STATED TASK: Wherever the string "China" appears in a line, extract that line.

* start *

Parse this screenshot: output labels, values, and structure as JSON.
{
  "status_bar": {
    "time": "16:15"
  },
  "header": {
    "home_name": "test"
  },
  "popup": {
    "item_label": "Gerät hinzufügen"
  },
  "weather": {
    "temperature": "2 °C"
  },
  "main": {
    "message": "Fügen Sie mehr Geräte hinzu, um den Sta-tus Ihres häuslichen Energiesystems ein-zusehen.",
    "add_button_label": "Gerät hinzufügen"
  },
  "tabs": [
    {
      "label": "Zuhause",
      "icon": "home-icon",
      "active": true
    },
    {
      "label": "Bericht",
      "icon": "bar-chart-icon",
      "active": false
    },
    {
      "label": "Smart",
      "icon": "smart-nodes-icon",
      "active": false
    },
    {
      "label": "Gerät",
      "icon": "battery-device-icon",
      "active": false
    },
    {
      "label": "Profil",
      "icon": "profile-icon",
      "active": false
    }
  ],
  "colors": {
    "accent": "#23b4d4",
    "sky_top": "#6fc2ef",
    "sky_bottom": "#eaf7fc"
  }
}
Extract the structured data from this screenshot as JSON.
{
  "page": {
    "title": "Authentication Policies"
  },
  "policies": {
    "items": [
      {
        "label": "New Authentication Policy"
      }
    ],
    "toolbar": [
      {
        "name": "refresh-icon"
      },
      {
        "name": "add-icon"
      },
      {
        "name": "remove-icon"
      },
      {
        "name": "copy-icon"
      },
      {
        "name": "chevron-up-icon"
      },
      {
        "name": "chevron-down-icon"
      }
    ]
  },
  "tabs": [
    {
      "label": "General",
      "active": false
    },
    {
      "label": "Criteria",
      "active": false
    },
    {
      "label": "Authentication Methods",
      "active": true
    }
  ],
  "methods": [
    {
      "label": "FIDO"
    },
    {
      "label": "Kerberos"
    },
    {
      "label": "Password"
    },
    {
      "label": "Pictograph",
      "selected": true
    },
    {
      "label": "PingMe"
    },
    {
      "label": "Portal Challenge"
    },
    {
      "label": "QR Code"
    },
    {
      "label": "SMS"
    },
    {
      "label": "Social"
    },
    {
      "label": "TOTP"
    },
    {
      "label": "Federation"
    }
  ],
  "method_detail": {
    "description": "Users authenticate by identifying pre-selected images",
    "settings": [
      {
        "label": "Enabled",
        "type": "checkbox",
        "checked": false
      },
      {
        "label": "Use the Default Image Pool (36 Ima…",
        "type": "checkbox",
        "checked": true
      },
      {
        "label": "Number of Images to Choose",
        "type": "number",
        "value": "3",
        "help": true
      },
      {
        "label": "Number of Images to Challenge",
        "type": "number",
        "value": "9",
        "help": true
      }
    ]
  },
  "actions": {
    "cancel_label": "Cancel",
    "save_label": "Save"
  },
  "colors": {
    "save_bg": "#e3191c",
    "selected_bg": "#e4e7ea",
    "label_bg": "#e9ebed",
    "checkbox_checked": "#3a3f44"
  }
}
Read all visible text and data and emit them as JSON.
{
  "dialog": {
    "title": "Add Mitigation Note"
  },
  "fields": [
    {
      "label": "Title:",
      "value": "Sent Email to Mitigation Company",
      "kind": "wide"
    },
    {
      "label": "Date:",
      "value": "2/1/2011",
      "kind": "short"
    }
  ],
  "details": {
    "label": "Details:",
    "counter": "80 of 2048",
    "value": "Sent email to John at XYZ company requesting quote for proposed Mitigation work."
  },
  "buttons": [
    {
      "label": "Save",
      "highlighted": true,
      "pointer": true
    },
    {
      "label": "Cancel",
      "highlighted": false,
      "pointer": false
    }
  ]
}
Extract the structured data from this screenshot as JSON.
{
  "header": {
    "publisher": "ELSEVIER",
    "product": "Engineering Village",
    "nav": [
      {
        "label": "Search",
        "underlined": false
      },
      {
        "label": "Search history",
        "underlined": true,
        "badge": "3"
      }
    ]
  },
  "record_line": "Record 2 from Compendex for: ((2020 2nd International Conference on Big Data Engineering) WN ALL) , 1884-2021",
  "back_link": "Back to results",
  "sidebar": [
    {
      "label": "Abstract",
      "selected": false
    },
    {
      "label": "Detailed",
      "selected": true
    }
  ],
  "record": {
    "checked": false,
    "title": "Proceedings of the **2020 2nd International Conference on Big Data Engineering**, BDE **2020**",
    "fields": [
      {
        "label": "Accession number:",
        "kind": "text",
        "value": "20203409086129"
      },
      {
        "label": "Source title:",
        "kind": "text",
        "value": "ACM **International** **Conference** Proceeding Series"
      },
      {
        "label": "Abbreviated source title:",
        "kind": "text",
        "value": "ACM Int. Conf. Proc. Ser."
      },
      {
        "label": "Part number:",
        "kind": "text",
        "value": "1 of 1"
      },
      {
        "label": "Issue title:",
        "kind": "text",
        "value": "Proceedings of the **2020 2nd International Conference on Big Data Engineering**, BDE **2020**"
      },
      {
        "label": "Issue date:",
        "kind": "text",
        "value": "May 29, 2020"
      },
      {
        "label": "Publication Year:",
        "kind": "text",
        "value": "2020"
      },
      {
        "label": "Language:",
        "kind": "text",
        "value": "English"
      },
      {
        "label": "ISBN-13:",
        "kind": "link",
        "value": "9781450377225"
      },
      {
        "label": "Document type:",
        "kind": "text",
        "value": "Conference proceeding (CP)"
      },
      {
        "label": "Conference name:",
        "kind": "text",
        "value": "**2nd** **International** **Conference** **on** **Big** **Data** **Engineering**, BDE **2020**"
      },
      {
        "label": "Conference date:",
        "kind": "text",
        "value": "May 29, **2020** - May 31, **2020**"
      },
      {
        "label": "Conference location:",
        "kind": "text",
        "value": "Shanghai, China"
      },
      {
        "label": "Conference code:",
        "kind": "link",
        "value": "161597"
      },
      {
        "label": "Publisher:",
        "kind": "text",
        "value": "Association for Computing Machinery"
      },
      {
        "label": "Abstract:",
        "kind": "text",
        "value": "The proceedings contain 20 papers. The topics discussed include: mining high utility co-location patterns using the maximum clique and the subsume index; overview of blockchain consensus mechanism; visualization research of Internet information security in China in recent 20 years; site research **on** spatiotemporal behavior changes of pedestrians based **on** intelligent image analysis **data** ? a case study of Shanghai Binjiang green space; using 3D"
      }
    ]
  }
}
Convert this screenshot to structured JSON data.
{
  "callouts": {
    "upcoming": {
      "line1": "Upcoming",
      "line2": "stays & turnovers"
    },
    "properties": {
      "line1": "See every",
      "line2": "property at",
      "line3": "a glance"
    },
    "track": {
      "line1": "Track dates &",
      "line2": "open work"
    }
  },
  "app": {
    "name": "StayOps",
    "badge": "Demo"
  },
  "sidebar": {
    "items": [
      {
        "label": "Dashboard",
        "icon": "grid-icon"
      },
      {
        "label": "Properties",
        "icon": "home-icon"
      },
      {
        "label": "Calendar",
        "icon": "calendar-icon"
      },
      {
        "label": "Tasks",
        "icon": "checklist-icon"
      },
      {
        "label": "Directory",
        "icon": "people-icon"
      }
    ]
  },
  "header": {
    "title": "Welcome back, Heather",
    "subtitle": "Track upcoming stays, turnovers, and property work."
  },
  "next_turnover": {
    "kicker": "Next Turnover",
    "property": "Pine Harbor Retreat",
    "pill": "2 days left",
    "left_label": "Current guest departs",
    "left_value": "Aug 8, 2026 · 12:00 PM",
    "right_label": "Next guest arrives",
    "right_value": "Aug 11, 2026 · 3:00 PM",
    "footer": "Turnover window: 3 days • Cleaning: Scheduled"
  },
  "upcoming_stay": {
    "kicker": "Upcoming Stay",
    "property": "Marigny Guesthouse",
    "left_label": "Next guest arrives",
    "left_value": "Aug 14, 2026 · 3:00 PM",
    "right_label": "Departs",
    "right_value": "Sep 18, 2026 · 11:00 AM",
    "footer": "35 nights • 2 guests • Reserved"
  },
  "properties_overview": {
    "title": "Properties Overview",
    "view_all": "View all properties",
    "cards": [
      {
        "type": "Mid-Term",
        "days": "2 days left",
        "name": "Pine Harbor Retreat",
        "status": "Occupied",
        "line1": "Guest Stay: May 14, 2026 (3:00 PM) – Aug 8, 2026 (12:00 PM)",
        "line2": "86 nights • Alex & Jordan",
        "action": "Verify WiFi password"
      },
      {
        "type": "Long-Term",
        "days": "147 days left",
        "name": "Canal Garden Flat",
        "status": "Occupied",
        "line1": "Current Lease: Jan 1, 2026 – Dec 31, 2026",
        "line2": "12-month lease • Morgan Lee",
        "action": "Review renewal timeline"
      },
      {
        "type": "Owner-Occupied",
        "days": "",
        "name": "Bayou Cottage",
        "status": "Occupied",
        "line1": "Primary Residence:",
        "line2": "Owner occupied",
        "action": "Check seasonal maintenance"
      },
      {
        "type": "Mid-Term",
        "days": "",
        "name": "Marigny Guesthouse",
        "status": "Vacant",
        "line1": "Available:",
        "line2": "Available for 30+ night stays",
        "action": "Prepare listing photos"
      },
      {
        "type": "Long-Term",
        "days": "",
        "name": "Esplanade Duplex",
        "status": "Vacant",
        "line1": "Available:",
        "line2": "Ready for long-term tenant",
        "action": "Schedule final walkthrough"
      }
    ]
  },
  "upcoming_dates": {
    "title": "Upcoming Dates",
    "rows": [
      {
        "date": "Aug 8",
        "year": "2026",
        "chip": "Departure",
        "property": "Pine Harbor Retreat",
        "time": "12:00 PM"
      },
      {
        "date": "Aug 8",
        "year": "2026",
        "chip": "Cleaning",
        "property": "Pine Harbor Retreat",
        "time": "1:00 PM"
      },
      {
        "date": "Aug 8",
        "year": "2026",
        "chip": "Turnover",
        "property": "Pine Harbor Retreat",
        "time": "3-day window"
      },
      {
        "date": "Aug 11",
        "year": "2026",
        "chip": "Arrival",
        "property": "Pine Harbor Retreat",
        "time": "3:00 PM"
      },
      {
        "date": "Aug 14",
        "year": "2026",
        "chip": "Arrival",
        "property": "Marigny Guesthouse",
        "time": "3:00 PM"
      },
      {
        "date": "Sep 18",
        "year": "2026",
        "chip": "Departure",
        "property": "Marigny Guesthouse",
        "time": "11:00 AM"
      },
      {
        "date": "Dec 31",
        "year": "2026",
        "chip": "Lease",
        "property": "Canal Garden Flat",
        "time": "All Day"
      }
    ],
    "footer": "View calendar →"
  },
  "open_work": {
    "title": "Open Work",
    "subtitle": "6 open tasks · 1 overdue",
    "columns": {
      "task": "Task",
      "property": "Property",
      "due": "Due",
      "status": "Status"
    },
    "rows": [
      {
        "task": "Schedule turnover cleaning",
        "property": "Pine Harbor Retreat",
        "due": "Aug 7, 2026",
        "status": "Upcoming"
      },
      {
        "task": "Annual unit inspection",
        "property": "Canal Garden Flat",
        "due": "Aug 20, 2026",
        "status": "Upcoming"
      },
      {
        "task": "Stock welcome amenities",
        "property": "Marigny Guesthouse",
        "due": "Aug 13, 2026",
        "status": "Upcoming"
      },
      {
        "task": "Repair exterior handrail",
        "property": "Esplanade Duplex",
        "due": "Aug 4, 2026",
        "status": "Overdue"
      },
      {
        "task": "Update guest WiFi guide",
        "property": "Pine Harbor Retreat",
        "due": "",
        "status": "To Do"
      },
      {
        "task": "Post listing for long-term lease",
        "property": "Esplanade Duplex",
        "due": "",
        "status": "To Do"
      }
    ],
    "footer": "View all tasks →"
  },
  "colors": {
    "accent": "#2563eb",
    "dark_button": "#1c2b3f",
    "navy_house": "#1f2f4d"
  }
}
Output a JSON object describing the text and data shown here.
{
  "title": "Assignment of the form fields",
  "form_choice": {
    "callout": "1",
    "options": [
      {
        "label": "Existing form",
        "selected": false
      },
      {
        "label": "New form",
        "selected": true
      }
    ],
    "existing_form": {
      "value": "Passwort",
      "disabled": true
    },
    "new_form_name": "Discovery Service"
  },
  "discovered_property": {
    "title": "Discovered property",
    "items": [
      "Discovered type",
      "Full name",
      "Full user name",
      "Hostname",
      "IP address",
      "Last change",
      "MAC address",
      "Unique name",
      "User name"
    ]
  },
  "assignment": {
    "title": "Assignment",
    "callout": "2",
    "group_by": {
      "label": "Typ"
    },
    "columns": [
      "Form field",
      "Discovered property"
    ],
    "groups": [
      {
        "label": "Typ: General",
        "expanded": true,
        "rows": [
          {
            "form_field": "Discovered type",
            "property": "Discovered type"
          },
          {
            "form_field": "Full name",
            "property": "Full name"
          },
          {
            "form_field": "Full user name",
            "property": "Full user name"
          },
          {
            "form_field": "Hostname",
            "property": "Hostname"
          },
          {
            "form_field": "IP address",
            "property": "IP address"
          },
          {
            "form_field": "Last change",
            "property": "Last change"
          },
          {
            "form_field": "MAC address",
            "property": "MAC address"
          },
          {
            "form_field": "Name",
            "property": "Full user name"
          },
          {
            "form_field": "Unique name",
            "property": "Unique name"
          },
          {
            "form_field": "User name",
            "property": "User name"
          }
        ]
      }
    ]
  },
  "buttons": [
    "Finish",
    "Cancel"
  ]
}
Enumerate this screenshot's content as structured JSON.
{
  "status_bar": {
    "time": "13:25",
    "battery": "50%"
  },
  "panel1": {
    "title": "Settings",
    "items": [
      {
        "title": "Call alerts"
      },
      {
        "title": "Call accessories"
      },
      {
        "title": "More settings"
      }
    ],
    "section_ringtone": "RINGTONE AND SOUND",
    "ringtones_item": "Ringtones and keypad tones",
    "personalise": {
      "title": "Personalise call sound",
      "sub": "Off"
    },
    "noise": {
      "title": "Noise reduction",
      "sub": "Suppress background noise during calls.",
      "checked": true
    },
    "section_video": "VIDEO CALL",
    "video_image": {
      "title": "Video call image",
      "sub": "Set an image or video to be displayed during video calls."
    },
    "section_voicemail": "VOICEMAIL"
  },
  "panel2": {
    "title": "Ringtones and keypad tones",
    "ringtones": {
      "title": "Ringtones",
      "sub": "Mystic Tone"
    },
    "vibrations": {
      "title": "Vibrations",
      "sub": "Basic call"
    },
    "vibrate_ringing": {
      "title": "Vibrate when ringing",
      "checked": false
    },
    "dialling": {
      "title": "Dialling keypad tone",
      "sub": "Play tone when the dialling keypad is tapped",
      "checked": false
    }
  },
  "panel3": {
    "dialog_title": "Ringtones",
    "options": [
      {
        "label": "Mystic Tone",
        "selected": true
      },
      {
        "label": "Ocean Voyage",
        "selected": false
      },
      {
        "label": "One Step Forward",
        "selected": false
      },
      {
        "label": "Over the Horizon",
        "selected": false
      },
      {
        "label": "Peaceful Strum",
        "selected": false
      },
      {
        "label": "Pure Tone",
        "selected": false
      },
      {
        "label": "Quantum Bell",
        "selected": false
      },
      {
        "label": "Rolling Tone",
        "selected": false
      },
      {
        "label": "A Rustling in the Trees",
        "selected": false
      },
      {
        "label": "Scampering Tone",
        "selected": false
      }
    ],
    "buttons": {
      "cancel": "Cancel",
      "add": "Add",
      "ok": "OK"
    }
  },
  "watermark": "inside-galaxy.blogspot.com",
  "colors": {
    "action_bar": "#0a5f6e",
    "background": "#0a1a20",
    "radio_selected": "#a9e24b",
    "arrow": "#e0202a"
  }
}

* end *

OUTPUT OF THE TASK:
        "value": "Shanghai, China"
        "value": "The proceedings contain 20 papers. The topics discussed include: mining high utility co-location patterns using the maximum clique and the subsume index; overview of blockchain consensus mechanism; visualization research of Internet information security in China in recent 20 years; site research **on** spatiotemporal behavior changes of pedestrians based **on** intelligent image analysis **data** ? a case study of Shanghai Binjiang green space; using 3D"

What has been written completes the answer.